#### EXERCISE MATERIALS
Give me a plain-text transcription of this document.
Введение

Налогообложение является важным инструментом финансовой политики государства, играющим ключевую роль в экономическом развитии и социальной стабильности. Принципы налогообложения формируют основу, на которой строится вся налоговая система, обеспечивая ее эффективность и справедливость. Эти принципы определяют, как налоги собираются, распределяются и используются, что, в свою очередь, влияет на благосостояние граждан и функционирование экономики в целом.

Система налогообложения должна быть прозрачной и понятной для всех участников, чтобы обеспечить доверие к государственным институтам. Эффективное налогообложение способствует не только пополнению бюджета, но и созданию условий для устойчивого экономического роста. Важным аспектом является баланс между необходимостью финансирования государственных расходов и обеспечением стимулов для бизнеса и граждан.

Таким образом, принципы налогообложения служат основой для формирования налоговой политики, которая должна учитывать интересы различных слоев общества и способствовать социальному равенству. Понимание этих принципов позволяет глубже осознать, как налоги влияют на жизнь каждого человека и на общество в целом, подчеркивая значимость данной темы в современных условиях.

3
########
__SHORT EXERCISE__
Copy the material above verbatim.

__RIGHT ANSWER__
Give me a plain-text transcription of this document.
Введение

Налогообложение является важным инструментом финансовой политики государства, играющим ключевую роль в экономическом развитии и социальной стабильности. Принципы налогообложения формируют основу, на которой строится вся налоговая система, обеспечивая ее эффективность и справедливость. Эти принципы определяют, как налоги собираются, распределяются и используются, что, в свою очередь, влияет на благосостояние граждан и функционирование экономики в целом.

Система налогообложения должна быть прозрачной и понятной для всех участников, чтобы обеспечить доверие к государственным институтам. Эффективное налогообложение способствует не только пополнению бюджета, но и созданию условий для устойчивого экономического роста. Важным аспектом является баланс между необходимостью финансирования государственных расходов и обеспечением стимулов для бизнеса и граждан.

Таким образом, принципы налогообложения служат основой для формирования налоговой политики, которая должна учитывать интересы различных слоев общества и способствовать социальному равенству. Понимание этих принципов позволяет глубже осознать, как налоги влияют на жизнь каждого человека и на общество в целом, подчеркивая значимость данной темы в современных условиях.

3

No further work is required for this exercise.